(A series of records)
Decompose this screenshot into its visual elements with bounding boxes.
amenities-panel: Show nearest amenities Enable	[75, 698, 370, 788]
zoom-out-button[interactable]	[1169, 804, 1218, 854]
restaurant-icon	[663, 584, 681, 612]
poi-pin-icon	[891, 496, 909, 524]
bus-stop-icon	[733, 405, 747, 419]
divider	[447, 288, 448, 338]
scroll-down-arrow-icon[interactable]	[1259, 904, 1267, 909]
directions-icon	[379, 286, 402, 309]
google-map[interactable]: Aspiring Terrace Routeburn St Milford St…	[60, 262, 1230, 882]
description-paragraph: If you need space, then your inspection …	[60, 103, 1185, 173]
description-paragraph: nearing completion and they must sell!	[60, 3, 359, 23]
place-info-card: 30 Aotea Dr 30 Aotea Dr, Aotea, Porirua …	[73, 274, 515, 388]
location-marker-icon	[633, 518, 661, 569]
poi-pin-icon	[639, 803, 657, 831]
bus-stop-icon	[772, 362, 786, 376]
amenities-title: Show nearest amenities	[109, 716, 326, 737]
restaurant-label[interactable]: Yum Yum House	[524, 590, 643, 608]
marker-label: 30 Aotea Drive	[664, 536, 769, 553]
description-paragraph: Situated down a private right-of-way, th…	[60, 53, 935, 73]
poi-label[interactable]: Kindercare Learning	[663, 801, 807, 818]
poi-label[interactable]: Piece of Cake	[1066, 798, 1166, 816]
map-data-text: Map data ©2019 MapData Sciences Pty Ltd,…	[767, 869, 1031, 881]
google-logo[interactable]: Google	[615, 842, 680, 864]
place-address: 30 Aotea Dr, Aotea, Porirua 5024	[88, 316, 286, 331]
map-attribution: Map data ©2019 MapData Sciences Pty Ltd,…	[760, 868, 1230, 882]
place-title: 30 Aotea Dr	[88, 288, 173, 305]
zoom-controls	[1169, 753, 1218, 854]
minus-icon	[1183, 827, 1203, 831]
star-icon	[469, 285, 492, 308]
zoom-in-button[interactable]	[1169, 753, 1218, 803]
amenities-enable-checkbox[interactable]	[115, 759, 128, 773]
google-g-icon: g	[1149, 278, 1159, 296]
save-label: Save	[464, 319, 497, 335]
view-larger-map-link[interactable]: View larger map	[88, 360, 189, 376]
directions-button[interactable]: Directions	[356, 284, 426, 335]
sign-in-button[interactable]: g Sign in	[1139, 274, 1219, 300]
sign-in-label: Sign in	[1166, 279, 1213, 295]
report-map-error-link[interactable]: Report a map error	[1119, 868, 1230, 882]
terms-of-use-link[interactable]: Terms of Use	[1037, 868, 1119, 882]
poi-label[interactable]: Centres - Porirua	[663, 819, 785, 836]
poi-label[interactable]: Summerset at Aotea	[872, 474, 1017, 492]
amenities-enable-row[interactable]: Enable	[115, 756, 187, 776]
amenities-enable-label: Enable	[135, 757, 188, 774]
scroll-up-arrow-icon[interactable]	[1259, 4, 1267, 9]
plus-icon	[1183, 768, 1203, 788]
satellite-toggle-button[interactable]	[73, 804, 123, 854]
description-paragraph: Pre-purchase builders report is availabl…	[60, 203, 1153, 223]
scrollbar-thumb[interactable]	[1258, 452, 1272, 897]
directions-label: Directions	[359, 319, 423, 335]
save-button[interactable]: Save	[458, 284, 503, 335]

* [Problem]: Copy all of the material above, line for line, with no changes.

* [Correct answer]:
Decompose this screenshot into its visual elements with bounding boxes.
amenities-panel: Show nearest amenities Enable	[75, 698, 370, 788]
zoom-out-button[interactable]	[1169, 804, 1218, 854]
restaurant-icon	[663, 584, 681, 612]
poi-pin-icon	[891, 496, 909, 524]
bus-stop-icon	[733, 405, 747, 419]
divider	[447, 288, 448, 338]
scroll-down-arrow-icon[interactable]	[1259, 904, 1267, 909]
directions-icon	[379, 286, 402, 309]
google-map[interactable]: Aspiring Terrace Routeburn St Milford St…	[60, 262, 1230, 882]
description-paragraph: If you need space, then your inspection …	[60, 103, 1185, 173]
description-paragraph: nearing completion and they must sell!	[60, 3, 359, 23]
place-info-card: 30 Aotea Dr 30 Aotea Dr, Aotea, Porirua …	[73, 274, 515, 388]
location-marker-icon	[633, 518, 661, 569]
poi-pin-icon	[639, 803, 657, 831]
bus-stop-icon	[772, 362, 786, 376]
amenities-title: Show nearest amenities	[109, 716, 326, 737]
restaurant-label[interactable]: Yum Yum House	[524, 590, 643, 608]
marker-label: 30 Aotea Drive	[664, 536, 769, 553]
description-paragraph: Situated down a private right-of-way, th…	[60, 53, 935, 73]
poi-label[interactable]: Kindercare Learning	[663, 801, 807, 818]
poi-label[interactable]: Piece of Cake	[1066, 798, 1166, 816]
map-data-text: Map data ©2019 MapData Sciences Pty Ltd,…	[767, 869, 1031, 881]
google-logo[interactable]: Google	[615, 842, 680, 864]
place-address: 30 Aotea Dr, Aotea, Porirua 5024	[88, 316, 286, 331]
map-attribution: Map data ©2019 MapData Sciences Pty Ltd,…	[760, 868, 1230, 882]
place-title: 30 Aotea Dr	[88, 288, 173, 305]
zoom-controls	[1169, 753, 1218, 854]
minus-icon	[1183, 827, 1203, 831]
star-icon	[469, 285, 492, 308]
zoom-in-button[interactable]	[1169, 753, 1218, 803]
amenities-enable-checkbox[interactable]	[115, 759, 128, 773]
google-g-icon: g	[1149, 278, 1159, 296]
save-label: Save	[464, 319, 497, 335]
view-larger-map-link[interactable]: View larger map	[88, 360, 189, 376]
directions-button[interactable]: Directions	[356, 284, 426, 335]
sign-in-button[interactable]: g Sign in	[1139, 274, 1219, 300]
sign-in-label: Sign in	[1166, 279, 1213, 295]
report-map-error-link[interactable]: Report a map error	[1119, 868, 1230, 882]
terms-of-use-link[interactable]: Terms of Use	[1037, 868, 1119, 882]
poi-label[interactable]: Centres - Porirua	[663, 819, 785, 836]
poi-label[interactable]: Summerset at Aotea	[872, 474, 1017, 492]
amenities-enable-row[interactable]: Enable	[115, 756, 187, 776]
amenities-enable-label: Enable	[135, 757, 188, 774]
scroll-up-arrow-icon[interactable]	[1259, 4, 1267, 9]
plus-icon	[1183, 768, 1203, 788]
satellite-toggle-button[interactable]	[73, 804, 123, 854]
description-paragraph: Pre-purchase builders report is availabl…	[60, 203, 1153, 223]
scrollbar-thumb[interactable]	[1258, 452, 1272, 897]
directions-label: Directions	[359, 319, 423, 335]
save-button[interactable]: Save	[458, 284, 503, 335]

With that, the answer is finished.